====== DATASET RECORDS ======

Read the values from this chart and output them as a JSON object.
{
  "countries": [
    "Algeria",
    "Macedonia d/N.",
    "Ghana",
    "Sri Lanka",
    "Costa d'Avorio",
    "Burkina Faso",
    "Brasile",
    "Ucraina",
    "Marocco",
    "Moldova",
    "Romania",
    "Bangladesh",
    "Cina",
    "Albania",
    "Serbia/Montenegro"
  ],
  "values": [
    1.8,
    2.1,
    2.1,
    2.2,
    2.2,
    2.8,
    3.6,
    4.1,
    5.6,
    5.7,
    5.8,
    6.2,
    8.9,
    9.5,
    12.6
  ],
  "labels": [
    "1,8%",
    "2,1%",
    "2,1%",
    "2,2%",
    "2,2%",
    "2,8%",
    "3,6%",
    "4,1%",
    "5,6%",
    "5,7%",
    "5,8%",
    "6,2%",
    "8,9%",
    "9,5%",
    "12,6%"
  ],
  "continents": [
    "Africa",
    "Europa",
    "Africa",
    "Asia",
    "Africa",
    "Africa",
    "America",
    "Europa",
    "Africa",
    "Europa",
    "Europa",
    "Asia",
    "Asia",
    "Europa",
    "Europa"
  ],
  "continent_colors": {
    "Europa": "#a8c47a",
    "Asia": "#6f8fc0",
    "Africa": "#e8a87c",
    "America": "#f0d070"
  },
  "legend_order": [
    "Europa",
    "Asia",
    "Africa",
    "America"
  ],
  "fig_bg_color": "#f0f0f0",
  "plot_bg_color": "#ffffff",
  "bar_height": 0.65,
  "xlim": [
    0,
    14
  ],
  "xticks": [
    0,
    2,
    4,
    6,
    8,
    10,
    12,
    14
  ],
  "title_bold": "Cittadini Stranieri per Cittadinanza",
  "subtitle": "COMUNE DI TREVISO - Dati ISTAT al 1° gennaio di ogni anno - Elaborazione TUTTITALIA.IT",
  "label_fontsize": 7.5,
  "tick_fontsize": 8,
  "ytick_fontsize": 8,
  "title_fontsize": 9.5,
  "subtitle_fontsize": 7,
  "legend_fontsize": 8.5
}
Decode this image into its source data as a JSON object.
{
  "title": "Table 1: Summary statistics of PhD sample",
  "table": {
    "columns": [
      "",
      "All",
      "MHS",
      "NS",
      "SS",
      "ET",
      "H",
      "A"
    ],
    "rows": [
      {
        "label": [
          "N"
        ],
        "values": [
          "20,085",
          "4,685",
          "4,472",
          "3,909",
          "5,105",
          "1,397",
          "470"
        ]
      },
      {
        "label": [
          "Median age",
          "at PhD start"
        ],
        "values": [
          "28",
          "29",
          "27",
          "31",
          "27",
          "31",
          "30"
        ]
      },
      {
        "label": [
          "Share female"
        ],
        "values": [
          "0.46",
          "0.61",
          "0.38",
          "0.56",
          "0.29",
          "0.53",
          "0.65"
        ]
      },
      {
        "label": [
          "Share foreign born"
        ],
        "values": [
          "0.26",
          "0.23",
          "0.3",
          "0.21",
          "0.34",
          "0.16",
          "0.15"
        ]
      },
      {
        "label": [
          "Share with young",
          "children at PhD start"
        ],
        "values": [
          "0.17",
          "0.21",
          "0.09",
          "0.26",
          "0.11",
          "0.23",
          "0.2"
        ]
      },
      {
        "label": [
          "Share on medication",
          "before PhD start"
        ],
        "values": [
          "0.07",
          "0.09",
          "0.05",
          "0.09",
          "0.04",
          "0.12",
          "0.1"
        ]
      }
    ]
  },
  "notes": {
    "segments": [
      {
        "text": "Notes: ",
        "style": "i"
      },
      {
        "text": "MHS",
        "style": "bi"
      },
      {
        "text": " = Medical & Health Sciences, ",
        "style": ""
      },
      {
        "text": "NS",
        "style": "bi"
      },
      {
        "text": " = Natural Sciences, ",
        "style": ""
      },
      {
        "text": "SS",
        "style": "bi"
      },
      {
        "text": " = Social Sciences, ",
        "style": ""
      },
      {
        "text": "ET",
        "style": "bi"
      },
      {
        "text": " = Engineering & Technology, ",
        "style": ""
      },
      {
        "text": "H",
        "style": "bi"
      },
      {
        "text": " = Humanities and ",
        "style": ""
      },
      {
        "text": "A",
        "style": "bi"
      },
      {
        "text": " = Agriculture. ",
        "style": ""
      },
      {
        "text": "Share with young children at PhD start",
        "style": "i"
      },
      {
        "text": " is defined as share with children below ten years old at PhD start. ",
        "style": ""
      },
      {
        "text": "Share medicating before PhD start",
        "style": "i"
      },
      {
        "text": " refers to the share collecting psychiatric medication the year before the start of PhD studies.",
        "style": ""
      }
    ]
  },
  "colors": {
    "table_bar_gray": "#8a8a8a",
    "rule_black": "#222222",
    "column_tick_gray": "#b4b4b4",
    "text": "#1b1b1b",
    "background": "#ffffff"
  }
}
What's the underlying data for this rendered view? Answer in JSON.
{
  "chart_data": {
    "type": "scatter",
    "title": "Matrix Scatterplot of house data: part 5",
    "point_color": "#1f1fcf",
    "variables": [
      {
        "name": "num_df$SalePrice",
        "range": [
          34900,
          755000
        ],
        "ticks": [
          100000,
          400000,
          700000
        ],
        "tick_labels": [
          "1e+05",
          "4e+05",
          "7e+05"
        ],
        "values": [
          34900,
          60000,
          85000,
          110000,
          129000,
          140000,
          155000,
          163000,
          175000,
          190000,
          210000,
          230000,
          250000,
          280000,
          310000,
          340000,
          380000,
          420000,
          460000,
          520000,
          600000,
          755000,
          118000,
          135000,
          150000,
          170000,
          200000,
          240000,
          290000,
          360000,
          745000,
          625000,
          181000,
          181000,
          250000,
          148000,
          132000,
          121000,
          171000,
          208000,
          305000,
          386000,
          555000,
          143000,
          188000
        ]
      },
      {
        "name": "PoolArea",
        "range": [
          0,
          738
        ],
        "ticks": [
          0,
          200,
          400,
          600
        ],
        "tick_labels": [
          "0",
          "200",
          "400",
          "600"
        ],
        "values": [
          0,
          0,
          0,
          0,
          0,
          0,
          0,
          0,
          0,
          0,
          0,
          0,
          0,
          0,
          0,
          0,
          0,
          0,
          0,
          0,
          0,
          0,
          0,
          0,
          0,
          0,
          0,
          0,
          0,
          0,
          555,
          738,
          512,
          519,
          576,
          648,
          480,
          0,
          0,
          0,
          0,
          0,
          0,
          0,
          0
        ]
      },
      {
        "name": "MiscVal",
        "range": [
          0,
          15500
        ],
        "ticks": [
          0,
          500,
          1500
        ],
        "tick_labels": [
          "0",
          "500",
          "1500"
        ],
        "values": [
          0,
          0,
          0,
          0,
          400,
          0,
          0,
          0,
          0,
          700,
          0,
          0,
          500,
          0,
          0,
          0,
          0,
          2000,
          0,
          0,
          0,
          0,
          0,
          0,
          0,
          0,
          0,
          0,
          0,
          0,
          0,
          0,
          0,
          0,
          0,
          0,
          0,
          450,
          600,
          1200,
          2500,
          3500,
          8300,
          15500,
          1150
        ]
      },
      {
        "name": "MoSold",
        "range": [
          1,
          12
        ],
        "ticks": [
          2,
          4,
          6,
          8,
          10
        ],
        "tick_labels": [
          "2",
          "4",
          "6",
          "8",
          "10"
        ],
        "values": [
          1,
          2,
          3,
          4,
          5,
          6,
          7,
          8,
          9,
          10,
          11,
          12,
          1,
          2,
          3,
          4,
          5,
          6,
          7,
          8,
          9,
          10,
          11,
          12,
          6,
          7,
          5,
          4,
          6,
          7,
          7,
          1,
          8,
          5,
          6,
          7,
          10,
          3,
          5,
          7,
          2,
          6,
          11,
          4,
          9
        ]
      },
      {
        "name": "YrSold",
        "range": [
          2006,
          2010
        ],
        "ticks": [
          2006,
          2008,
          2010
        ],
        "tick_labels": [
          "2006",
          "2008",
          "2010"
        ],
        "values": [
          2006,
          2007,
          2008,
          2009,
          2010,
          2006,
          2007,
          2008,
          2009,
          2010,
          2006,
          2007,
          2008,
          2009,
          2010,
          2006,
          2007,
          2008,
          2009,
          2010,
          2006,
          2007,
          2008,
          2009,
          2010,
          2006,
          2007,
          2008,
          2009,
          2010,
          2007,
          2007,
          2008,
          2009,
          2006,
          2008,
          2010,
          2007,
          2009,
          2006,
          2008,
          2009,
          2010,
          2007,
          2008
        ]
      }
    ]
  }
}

======

SHORT TASK:
Copy out the lines in which the string "Sciences" appears.

RESULT FOR THIS TASK:
        "text": " = Medical & Health Sciences, ",
        "text": " = Natural Sciences, ",
        "text": " = Social Sciences, ",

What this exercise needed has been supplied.